[Rows from a figure dataset]
================

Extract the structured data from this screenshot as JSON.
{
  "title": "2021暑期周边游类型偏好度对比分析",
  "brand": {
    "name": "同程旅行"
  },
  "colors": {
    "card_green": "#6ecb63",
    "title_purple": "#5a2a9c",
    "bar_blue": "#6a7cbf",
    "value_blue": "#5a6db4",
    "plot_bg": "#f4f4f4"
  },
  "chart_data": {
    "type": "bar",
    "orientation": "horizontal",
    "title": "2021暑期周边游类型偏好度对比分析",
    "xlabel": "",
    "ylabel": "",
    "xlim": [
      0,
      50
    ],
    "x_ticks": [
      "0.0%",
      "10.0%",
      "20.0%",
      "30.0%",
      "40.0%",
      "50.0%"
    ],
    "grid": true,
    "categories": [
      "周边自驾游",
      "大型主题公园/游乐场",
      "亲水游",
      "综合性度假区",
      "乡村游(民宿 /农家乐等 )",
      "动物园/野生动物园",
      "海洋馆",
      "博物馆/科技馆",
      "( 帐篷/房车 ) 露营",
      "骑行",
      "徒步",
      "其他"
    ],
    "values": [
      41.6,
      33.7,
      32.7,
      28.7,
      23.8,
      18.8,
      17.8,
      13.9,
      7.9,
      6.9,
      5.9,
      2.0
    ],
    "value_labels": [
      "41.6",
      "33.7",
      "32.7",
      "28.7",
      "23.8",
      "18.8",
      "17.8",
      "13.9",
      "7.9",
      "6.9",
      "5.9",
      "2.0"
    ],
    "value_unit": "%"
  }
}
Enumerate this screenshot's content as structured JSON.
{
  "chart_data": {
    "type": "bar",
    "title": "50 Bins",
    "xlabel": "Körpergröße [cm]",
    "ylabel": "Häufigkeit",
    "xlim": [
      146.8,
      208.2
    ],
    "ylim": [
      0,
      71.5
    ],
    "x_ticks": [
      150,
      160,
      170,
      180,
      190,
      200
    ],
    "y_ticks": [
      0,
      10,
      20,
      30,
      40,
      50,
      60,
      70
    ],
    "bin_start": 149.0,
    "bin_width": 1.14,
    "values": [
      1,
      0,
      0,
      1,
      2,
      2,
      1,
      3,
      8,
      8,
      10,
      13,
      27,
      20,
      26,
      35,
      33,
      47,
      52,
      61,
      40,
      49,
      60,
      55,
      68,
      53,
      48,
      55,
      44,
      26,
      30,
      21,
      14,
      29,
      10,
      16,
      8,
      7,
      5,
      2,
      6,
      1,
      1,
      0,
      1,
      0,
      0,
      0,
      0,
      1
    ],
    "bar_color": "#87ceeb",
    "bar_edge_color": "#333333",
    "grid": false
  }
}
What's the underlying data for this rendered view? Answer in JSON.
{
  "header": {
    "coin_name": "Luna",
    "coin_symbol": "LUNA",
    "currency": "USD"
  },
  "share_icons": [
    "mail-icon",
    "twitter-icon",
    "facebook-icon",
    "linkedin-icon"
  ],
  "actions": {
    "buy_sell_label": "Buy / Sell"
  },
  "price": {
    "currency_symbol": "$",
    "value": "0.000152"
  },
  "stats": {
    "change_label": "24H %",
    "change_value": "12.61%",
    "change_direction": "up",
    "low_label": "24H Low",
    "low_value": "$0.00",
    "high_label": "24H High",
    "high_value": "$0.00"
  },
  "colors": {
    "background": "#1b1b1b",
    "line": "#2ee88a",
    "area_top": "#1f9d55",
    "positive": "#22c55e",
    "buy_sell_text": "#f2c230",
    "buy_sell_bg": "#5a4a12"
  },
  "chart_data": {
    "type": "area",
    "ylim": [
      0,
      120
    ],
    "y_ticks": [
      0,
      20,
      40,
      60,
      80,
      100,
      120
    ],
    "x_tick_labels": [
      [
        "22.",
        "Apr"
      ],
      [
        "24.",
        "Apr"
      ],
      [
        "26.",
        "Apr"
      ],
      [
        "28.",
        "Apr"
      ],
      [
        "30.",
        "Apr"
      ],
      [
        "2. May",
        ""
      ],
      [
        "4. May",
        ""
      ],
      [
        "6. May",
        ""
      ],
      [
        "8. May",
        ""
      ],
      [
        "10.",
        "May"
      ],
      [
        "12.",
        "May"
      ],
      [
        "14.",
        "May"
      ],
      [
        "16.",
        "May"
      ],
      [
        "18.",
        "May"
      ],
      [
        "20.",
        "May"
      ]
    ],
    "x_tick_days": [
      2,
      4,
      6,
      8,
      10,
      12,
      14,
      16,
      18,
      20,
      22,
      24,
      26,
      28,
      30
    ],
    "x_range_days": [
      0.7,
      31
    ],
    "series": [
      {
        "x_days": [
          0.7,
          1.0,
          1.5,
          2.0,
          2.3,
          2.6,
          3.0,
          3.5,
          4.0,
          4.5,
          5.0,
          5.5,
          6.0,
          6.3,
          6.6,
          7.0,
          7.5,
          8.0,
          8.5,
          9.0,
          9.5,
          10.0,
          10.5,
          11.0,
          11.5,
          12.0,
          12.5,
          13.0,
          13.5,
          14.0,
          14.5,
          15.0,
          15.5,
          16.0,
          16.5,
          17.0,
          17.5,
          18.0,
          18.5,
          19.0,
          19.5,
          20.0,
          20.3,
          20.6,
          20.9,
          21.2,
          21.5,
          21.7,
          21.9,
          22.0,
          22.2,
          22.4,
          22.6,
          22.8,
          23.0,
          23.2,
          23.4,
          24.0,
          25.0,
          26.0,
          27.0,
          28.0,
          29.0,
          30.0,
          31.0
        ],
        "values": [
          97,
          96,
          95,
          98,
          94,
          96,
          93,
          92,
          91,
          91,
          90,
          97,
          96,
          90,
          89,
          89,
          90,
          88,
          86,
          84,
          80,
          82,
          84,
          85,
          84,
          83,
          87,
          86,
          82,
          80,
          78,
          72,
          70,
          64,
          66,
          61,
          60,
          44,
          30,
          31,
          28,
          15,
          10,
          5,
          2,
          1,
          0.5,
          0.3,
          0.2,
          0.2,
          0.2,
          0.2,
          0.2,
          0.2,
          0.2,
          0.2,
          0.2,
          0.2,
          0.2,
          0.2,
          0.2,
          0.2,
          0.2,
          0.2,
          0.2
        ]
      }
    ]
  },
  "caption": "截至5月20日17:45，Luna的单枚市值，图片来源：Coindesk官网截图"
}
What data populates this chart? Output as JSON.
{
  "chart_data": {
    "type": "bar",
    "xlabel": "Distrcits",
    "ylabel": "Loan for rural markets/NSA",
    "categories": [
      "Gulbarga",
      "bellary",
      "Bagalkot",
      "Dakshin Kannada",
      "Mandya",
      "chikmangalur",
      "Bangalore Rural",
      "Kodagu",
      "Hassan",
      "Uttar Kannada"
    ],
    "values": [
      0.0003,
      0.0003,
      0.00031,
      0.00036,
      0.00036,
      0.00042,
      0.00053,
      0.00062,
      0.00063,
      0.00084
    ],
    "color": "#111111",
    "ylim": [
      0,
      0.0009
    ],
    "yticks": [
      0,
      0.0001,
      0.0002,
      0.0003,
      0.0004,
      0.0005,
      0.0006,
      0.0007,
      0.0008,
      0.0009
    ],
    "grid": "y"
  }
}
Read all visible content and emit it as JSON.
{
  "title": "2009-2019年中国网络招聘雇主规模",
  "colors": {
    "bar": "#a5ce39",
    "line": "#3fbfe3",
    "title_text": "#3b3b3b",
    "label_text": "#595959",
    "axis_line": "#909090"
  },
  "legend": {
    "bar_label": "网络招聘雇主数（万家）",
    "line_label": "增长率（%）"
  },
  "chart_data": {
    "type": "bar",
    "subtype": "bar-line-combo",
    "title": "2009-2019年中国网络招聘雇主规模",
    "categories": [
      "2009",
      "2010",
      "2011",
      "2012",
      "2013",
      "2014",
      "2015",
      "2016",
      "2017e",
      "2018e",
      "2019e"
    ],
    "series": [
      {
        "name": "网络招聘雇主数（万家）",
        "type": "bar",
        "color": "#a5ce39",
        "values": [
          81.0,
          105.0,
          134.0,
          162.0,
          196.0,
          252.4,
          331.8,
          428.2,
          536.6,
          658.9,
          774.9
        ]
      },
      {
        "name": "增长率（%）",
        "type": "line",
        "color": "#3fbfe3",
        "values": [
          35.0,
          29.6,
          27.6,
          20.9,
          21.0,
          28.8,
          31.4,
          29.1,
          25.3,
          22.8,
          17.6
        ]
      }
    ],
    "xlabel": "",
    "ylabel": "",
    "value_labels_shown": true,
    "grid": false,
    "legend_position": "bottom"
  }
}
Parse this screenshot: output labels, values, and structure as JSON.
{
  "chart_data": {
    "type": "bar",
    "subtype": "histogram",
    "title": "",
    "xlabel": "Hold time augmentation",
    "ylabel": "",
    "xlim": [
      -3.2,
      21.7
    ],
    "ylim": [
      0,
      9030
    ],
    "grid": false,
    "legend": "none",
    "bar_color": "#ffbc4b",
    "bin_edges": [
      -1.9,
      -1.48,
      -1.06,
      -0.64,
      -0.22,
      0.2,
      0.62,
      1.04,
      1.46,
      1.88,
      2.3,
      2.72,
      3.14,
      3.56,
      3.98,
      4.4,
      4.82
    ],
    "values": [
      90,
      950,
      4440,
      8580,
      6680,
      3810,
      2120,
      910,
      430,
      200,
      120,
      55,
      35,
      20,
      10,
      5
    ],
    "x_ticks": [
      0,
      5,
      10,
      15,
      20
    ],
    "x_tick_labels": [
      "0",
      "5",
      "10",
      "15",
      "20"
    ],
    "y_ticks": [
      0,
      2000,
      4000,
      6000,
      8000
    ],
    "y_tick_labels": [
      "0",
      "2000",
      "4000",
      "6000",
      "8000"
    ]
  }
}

================

▸ **Request**: Transcribe word for word the lines from the one holding "Parse this screenshot: output" to the last line of the listing above, inclusive.

▸ **Task solution**:
Parse this screenshot: output labels, values, and structure as JSON.
{
  "chart_data": {
    "type": "bar",
    "subtype": "histogram",
    "title": "",
    "xlabel": "Hold time augmentation",
    "ylabel": "",
    "xlim": [
      -3.2,
      21.7
    ],
    "ylim": [
      0,
      9030
    ],
    "grid": false,
    "legend": "none",
    "bar_color": "#ffbc4b",
    "bin_edges": [
      -1.9,
      -1.48,
      -1.06,
      -0.64,
      -0.22,
      0.2,
      0.62,
      1.04,
      1.46,
      1.88,
      2.3,
      2.72,
      3.14,
      3.56,
      3.98,
      4.4,
      4.82
    ],
    "values": [
      90,
      950,
      4440,
      8580,
      6680,
      3810,
      2120,
      910,
      430,
      200,
      120,
      55,
      35,
      20,
      10,
      5
    ],
    "x_ticks": [
      0,
      5,
      10,
      15,
      20
    ],
    "x_tick_labels": [
      "0",
      "5",
      "10",
      "15",
      "20"
    ],
    "y_ticks": [
      0,
      2000,
      4000,
      6000,
      8000
    ],
    "y_tick_labels": [
      "0",
      "2000",
      "4000",
      "6000",
      "8000"
    ]
  }
}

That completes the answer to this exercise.